--- Recorded data ---

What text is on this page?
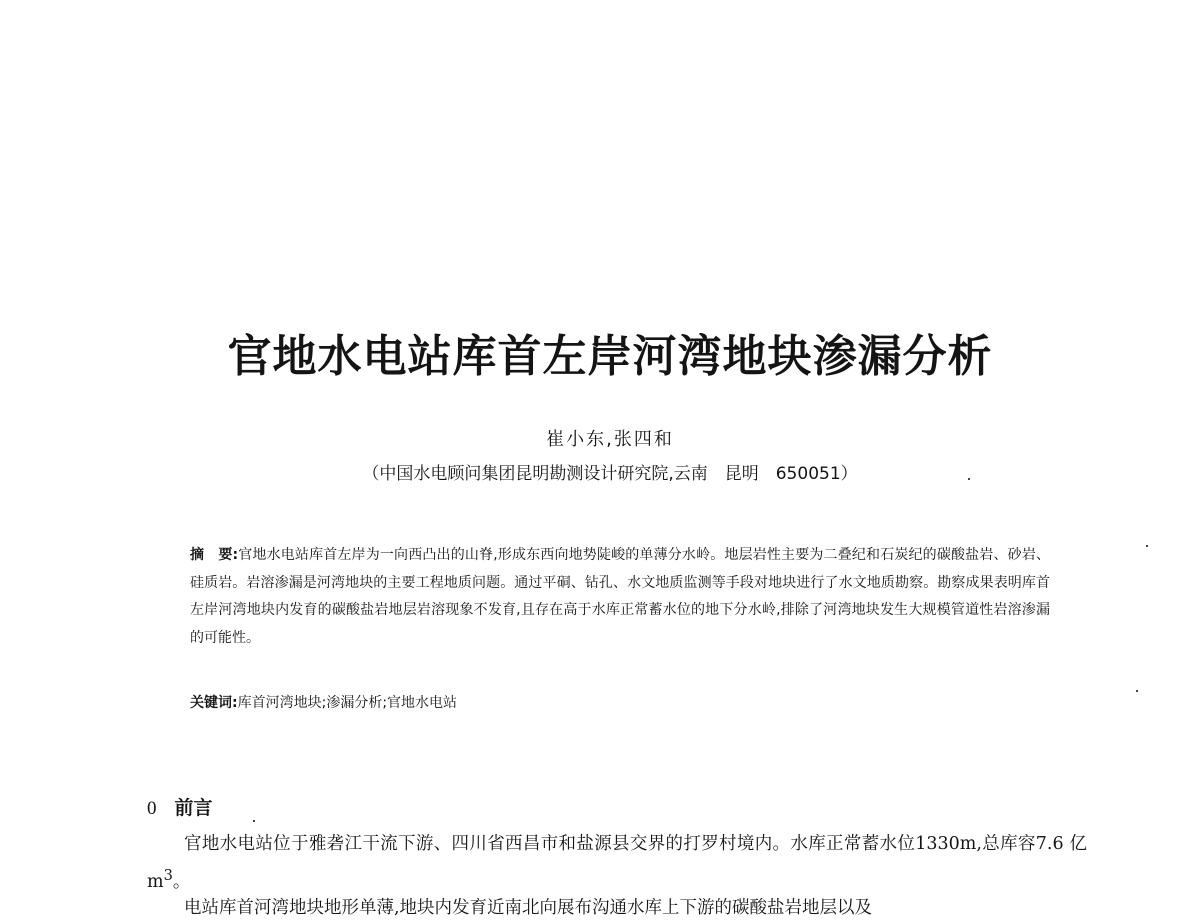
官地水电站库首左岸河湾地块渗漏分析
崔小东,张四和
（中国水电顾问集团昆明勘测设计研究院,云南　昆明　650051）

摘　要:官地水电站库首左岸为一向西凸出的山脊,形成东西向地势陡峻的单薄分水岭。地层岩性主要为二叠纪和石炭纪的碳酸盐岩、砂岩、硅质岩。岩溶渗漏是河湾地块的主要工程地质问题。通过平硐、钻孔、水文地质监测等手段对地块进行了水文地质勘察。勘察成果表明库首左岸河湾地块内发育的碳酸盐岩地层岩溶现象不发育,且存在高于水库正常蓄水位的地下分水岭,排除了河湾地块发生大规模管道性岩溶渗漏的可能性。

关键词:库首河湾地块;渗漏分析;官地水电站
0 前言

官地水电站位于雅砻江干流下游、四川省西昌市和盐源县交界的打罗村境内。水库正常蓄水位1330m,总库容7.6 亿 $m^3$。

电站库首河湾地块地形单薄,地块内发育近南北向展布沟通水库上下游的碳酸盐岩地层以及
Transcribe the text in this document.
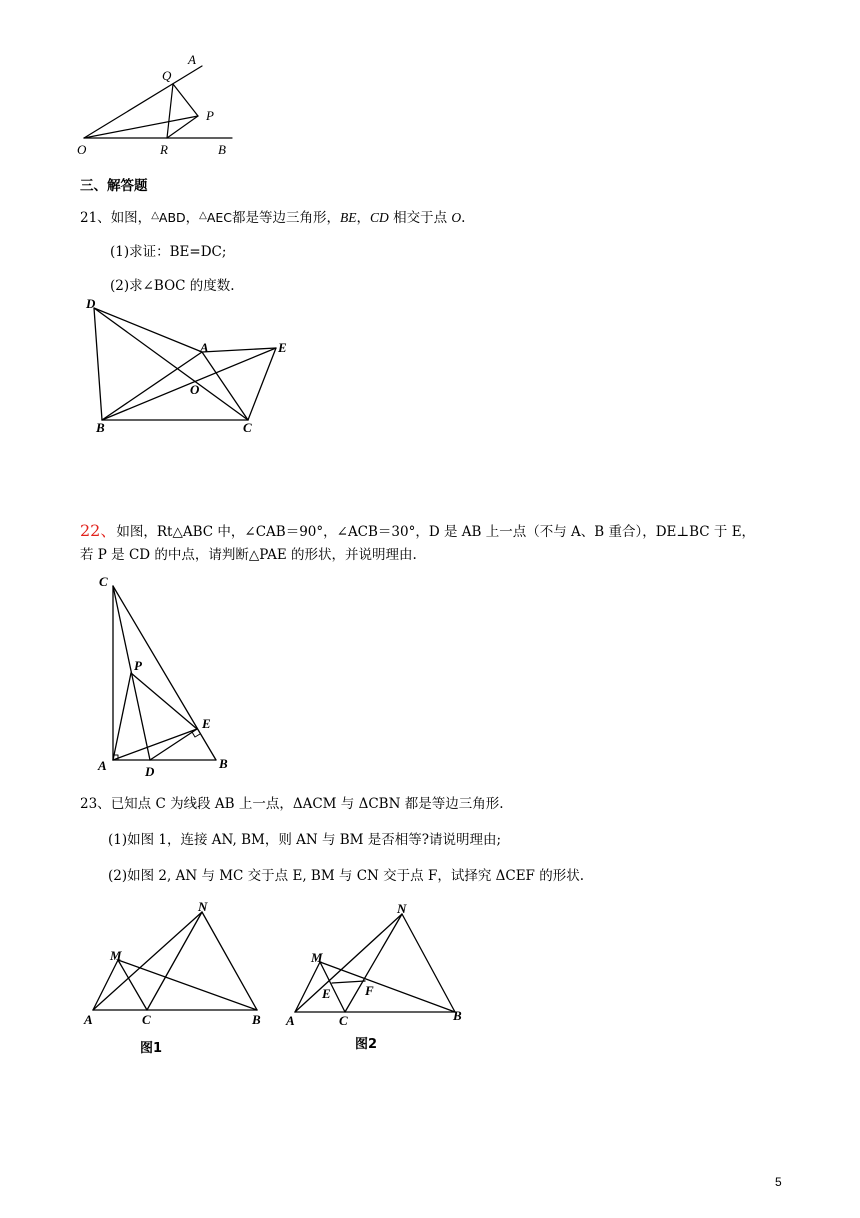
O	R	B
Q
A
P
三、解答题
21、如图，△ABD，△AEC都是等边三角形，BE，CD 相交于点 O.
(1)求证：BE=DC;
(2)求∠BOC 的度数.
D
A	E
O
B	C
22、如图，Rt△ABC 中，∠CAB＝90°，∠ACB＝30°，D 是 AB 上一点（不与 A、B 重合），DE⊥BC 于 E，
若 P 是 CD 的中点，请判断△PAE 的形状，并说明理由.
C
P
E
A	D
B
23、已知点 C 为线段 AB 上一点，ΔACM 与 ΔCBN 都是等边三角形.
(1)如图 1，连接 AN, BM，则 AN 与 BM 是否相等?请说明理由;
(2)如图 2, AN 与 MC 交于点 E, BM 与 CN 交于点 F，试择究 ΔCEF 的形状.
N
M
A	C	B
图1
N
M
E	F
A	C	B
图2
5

---

* _What the task requires_:
Search the listing above for the string "text". Copy every line that contains it.

* _Answer to the problem_:
What text is on this page?
Transcribe the text in this document.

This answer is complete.